Objective: Provide the number of lines where the word "legend" occurs, and no other text.

+++

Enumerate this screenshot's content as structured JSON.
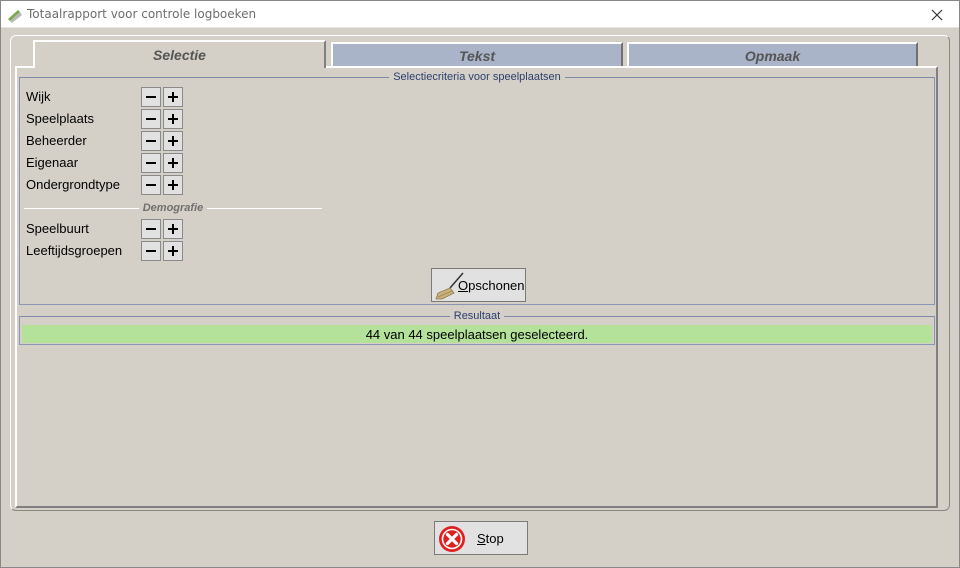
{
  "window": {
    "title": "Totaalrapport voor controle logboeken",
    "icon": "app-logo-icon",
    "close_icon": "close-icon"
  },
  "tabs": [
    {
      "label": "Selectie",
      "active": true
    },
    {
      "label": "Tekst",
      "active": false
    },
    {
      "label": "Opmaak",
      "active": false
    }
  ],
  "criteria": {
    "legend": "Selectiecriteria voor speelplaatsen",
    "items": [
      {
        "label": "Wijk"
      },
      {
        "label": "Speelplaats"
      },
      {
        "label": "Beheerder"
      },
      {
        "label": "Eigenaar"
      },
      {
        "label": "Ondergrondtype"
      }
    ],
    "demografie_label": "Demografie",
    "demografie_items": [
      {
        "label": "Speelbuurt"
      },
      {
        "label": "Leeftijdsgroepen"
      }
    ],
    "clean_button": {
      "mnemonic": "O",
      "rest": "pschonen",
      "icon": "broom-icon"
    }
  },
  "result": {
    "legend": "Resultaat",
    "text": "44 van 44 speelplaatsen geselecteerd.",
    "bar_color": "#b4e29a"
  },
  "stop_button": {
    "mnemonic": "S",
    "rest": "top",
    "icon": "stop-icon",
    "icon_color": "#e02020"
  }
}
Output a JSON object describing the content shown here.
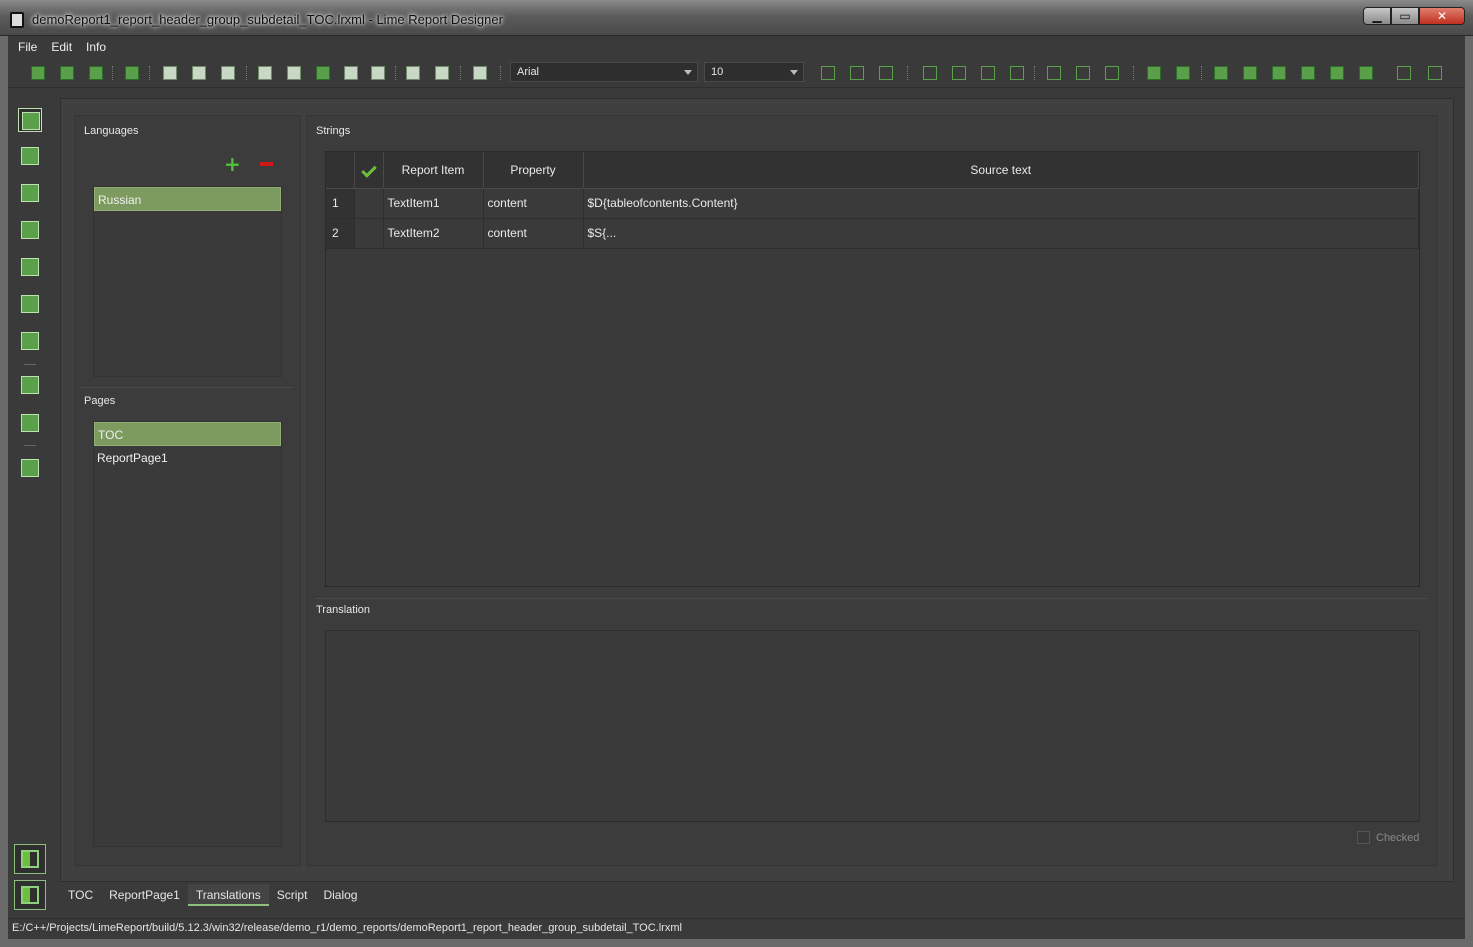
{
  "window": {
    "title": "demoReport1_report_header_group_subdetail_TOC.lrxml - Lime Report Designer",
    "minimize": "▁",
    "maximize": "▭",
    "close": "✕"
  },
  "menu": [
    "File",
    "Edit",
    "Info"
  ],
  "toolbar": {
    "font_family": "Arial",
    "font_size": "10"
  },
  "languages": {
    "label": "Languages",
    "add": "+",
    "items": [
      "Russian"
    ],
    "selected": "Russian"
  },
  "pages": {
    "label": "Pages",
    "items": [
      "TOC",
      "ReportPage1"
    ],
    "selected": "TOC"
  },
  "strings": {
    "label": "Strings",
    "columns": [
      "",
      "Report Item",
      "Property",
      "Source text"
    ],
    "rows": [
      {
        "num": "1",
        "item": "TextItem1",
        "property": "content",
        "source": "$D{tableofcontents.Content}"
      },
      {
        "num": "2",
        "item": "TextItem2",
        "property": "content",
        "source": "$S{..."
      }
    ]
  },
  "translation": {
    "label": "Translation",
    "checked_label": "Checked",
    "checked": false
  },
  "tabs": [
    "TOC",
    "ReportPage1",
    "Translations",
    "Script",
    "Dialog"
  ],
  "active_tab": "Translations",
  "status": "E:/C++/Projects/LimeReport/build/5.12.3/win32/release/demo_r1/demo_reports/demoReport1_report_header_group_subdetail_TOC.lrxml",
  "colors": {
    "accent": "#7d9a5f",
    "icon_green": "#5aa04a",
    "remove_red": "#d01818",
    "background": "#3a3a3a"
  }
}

+++

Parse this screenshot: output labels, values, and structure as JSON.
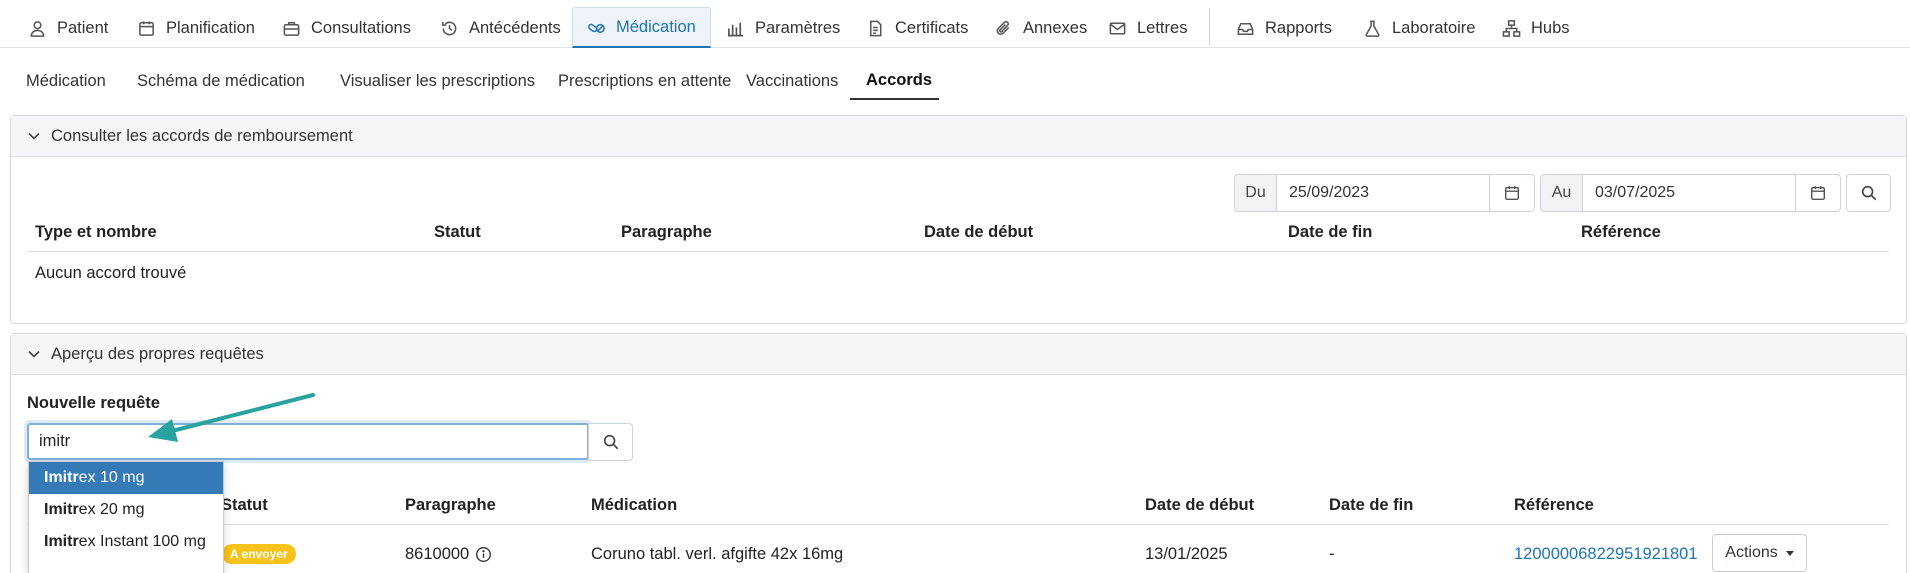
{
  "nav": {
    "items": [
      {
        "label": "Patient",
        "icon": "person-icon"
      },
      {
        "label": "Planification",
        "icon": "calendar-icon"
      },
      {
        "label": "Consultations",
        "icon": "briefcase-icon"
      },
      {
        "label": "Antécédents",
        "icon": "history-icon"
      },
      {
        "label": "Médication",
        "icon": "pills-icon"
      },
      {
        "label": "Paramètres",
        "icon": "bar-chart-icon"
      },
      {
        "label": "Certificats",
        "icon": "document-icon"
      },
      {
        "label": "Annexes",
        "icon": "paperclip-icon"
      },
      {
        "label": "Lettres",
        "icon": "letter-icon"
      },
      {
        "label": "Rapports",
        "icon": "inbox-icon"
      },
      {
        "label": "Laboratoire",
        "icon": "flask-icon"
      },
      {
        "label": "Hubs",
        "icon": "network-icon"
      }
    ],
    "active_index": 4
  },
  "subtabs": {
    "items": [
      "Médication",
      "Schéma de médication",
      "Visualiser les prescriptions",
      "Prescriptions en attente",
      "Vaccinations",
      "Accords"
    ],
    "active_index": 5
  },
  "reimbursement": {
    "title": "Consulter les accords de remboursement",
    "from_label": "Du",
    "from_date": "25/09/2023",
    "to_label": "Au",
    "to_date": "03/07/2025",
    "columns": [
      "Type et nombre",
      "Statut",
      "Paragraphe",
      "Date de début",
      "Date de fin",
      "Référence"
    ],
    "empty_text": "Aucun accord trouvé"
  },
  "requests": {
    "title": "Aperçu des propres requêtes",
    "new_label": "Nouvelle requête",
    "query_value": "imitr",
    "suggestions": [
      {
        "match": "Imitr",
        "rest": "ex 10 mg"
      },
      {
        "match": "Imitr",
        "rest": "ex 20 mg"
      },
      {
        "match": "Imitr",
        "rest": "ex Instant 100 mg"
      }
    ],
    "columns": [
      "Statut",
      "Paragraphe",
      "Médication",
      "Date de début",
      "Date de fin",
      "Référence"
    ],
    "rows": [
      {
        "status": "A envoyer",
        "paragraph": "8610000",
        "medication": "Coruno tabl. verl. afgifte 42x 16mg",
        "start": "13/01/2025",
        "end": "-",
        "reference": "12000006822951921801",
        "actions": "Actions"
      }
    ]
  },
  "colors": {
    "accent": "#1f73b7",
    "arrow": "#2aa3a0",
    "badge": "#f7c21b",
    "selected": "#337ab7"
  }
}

+++

Exercise solution: 2